### Instruções
Retome o texto sobre a decisão de Luana Campos a respeito dos televisores no Pavilhão O e continue escrevendo a partir da última frase dele.

### Trecho do documento
______________________________

Luana esclarece que sua decisão, após manifestação do Ministério Público e Defensoria Pública, determina ao Iapen que permita a entrada de um televisor para cada cela do Pavilhão O, do Complexo Francisco de Oliveira Conde, sob o custeio dos apenados, não havendo nenhum custo financeiro ao Estado.

“Essa decisão se baseou no fato de que todos os pavilhões desse Complexo possuem televisor, de forma que a proibição abrangeu apenas o pavilhão O, o que não é admissível, pois vigora na Constituição Federal o princípio da igualdade. Caso o IAPEN pretenda proibir o televisor, deve fazê-lo para todos os pavilhões do Complexo Francisco de Oliveira Conde”, argumenta Luana Campos.

“O fato de ser mulher à frente de uma Vara de Execução Penal, por certo, desagrada os homens que estão no Poder Estadual pois somos discriminadas reiteradamente, apenas por sermos Mulher”, anota a magistrada.

______________________________

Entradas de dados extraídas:
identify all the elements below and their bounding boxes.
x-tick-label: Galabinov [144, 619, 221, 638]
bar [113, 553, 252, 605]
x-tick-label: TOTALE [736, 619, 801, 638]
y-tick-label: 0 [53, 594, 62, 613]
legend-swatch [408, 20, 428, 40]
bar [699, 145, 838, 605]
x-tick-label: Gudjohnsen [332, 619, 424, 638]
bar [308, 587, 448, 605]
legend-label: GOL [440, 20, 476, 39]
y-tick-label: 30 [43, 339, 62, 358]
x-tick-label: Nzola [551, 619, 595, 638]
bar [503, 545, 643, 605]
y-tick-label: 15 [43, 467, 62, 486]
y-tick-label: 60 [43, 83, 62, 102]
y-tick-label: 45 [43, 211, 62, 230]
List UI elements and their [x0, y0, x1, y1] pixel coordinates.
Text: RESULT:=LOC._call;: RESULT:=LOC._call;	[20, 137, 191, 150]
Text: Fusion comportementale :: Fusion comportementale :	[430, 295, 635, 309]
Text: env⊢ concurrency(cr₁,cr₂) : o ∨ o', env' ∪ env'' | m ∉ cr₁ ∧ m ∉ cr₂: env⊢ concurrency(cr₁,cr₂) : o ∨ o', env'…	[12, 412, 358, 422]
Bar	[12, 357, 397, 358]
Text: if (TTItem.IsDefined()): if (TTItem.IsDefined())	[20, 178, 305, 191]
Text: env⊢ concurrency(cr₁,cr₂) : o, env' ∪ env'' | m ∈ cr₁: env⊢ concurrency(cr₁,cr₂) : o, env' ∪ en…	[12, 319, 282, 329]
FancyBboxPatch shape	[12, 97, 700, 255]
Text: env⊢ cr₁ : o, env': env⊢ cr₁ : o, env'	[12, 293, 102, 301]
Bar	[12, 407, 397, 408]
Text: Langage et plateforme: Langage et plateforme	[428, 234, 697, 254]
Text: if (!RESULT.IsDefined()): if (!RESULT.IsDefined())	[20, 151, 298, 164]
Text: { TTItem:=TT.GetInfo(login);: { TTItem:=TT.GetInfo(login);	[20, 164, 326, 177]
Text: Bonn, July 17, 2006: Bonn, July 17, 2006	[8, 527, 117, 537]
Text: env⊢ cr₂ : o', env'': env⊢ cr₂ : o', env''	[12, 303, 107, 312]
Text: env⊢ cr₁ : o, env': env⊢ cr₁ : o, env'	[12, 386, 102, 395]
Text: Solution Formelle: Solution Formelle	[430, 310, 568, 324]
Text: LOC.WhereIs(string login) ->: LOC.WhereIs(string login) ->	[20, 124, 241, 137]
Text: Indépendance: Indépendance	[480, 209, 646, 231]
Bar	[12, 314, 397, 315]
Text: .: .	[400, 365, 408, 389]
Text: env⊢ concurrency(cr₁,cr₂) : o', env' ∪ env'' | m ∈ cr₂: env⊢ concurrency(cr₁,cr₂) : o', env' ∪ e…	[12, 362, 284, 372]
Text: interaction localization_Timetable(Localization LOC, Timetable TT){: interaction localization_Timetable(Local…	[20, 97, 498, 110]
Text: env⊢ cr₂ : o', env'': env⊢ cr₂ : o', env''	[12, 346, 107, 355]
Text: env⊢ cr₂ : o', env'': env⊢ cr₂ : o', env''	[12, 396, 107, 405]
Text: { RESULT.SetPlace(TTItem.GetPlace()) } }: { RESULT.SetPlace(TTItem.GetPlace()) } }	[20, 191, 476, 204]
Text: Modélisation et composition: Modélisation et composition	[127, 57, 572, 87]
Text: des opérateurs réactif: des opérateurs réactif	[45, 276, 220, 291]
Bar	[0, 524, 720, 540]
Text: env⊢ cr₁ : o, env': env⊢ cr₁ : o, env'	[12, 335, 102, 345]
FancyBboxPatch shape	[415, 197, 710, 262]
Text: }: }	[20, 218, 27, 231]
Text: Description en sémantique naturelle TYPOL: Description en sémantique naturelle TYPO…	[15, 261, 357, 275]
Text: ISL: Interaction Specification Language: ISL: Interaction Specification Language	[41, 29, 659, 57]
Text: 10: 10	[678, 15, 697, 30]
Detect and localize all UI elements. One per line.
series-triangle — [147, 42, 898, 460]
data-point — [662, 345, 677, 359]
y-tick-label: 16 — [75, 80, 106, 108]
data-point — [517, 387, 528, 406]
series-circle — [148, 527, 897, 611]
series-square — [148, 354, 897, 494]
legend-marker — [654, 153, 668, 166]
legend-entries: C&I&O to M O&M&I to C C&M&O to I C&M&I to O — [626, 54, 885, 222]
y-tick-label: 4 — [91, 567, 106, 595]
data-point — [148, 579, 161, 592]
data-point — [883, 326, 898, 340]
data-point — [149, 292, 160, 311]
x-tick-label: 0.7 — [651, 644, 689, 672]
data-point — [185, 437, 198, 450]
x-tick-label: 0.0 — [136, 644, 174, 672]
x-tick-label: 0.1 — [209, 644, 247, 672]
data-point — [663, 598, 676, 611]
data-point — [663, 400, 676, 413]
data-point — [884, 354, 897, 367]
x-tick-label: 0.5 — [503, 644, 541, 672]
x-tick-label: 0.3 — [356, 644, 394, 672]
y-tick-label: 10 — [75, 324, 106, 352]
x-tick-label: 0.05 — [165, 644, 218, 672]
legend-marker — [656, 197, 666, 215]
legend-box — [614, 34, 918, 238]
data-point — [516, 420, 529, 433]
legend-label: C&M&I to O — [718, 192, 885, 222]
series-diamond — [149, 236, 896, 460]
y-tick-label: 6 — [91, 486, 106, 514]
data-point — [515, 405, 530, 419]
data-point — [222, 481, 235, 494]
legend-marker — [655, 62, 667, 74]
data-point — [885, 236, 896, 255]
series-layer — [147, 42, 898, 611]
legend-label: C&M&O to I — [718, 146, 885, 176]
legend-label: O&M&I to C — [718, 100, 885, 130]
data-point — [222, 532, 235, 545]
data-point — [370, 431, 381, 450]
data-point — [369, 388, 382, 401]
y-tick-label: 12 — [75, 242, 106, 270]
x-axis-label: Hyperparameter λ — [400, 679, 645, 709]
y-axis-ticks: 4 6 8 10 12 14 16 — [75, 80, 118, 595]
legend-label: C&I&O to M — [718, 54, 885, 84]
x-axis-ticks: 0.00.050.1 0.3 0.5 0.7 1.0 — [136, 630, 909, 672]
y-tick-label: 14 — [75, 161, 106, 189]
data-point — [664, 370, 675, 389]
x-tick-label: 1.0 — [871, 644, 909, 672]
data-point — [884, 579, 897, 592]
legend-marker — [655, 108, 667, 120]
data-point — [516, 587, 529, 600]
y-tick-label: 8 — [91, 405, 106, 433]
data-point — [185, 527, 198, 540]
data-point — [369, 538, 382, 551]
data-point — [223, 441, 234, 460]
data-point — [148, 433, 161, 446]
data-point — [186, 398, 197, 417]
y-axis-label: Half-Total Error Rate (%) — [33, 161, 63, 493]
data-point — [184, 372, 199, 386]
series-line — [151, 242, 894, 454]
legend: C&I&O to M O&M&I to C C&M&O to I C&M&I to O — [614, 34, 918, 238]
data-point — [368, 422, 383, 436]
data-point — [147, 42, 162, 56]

______________________________

### Resposta
Mais à frente, ela afirma que não vai deixar que agentes políticos que hoje exercem cargos públicos de nomeação política, tentem intimidar sua atuação, pois foi nomeada no serviço público por concurso público.

“A sociedade deve ficar atenta para o que está acontecendo em nosso Estado, em que o descumprimento da Lei é rotineiro no que se refere ao sistema penitenciário, instalando-se um regime de exceção, típico de países ditatoriais”, observa ela.